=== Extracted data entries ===
========

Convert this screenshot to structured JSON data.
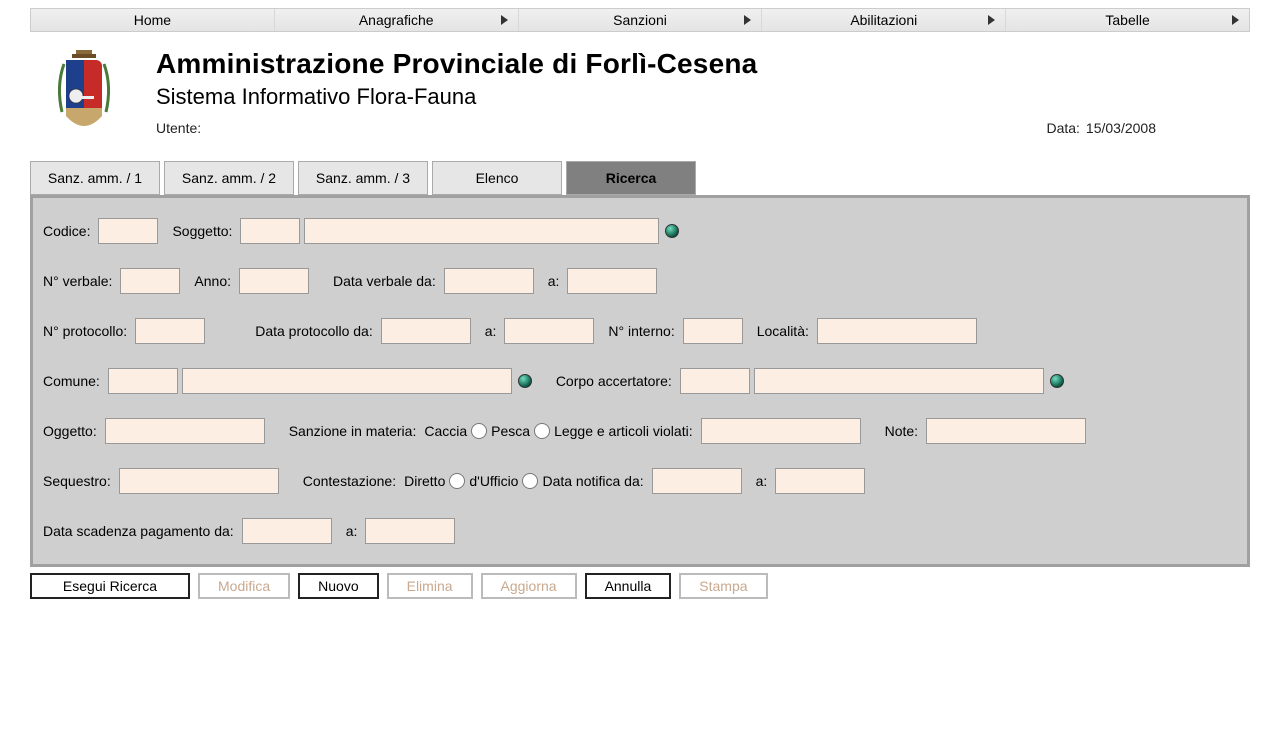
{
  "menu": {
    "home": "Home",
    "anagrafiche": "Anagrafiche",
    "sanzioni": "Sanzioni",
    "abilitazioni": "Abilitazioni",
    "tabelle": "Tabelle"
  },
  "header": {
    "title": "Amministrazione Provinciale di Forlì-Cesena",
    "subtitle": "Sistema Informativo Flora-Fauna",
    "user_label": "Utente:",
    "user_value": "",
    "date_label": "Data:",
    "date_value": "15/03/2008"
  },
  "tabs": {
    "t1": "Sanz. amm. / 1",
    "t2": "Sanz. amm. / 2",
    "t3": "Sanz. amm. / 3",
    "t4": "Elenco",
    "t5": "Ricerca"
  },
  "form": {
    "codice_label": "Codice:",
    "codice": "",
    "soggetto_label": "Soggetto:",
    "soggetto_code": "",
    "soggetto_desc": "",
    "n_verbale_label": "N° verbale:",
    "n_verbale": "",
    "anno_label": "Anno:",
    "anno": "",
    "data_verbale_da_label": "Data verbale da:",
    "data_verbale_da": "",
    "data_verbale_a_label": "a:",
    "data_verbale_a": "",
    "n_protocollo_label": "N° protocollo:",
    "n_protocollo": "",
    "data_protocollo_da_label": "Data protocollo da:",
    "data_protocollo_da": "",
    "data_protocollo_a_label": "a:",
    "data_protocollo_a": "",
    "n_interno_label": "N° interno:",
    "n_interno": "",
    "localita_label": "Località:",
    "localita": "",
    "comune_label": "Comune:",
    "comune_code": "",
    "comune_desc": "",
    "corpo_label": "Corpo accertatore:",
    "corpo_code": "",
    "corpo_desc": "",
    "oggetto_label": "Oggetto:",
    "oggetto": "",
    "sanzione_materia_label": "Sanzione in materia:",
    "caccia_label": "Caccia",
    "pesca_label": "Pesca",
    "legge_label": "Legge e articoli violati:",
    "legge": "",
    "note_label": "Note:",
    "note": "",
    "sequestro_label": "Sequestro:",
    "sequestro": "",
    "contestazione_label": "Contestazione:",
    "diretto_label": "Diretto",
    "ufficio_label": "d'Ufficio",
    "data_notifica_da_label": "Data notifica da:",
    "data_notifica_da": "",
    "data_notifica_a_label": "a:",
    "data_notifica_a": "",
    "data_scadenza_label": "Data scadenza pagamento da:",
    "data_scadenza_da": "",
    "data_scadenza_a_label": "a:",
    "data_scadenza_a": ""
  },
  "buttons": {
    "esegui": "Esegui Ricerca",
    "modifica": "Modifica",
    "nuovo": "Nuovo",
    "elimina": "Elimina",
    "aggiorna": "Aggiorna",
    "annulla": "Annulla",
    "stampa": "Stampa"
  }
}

========

=== SET EXERCISE ===
From the listing above, print every entry precisely and drop the pictures.

=== RESULT OF THIS EXERCISE ===
Convert this screenshot to structured JSON data.
{
  "menu": {
    "home": "Home",
    "anagrafiche": "Anagrafiche",
    "sanzioni": "Sanzioni",
    "abilitazioni": "Abilitazioni",
    "tabelle": "Tabelle"
  },
  "header": {
    "title": "Amministrazione Provinciale di Forlì-Cesena",
    "subtitle": "Sistema Informativo Flora-Fauna",
    "user_label": "Utente:",
    "user_value": "",
    "date_label": "Data:",
    "date_value": "15/03/2008"
  },
  "tabs": {
    "t1": "Sanz. amm. / 1",
    "t2": "Sanz. amm. / 2",
    "t3": "Sanz. amm. / 3",
    "t4": "Elenco",
    "t5": "Ricerca"
  },
  "form": {
    "codice_label": "Codice:",
    "codice": "",
    "soggetto_label": "Soggetto:",
    "soggetto_code": "",
    "soggetto_desc": "",
    "n_verbale_label": "N° verbale:",
    "n_verbale": "",
    "anno_label": "Anno:",
    "anno": "",
    "data_verbale_da_label": "Data verbale da:",
    "data_verbale_da": "",
    "data_verbale_a_label": "a:",
    "data_verbale_a": "",
    "n_protocollo_label": "N° protocollo:",
    "n_protocollo": "",
    "data_protocollo_da_label": "Data protocollo da:",
    "data_protocollo_da": "",
    "data_protocollo_a_label": "a:",
    "data_protocollo_a": "",
    "n_interno_label": "N° interno:",
    "n_interno": "",
    "localita_label": "Località:",
    "localita": "",
    "comune_label": "Comune:",
    "comune_code": "",
    "comune_desc": "",
    "corpo_label": "Corpo accertatore:",
    "corpo_code": "",
    "corpo_desc": "",
    "oggetto_label": "Oggetto:",
    "oggetto": "",
    "sanzione_materia_label": "Sanzione in materia:",
    "caccia_label": "Caccia",
    "pesca_label": "Pesca",
    "legge_label": "Legge e articoli violati:",
    "legge": "",
    "note_label": "Note:",
    "note": "",
    "sequestro_label": "Sequestro:",
    "sequestro": "",
    "contestazione_label": "Contestazione:",
    "diretto_label": "Diretto",
    "ufficio_label": "d'Ufficio",
    "data_notifica_da_label": "Data notifica da:",
    "data_notifica_da": "",
    "data_notifica_a_label": "a:",
    "data_notifica_a": "",
    "data_scadenza_label": "Data scadenza pagamento da:",
    "data_scadenza_da": "",
    "data_scadenza_a_label": "a:",
    "data_scadenza_a": ""
  },
  "buttons": {
    "esegui": "Esegui Ricerca",
    "modifica": "Modifica",
    "nuovo": "Nuovo",
    "elimina": "Elimina",
    "aggiorna": "Aggiorna",
    "annulla": "Annulla",
    "stampa": "Stampa"
  }
}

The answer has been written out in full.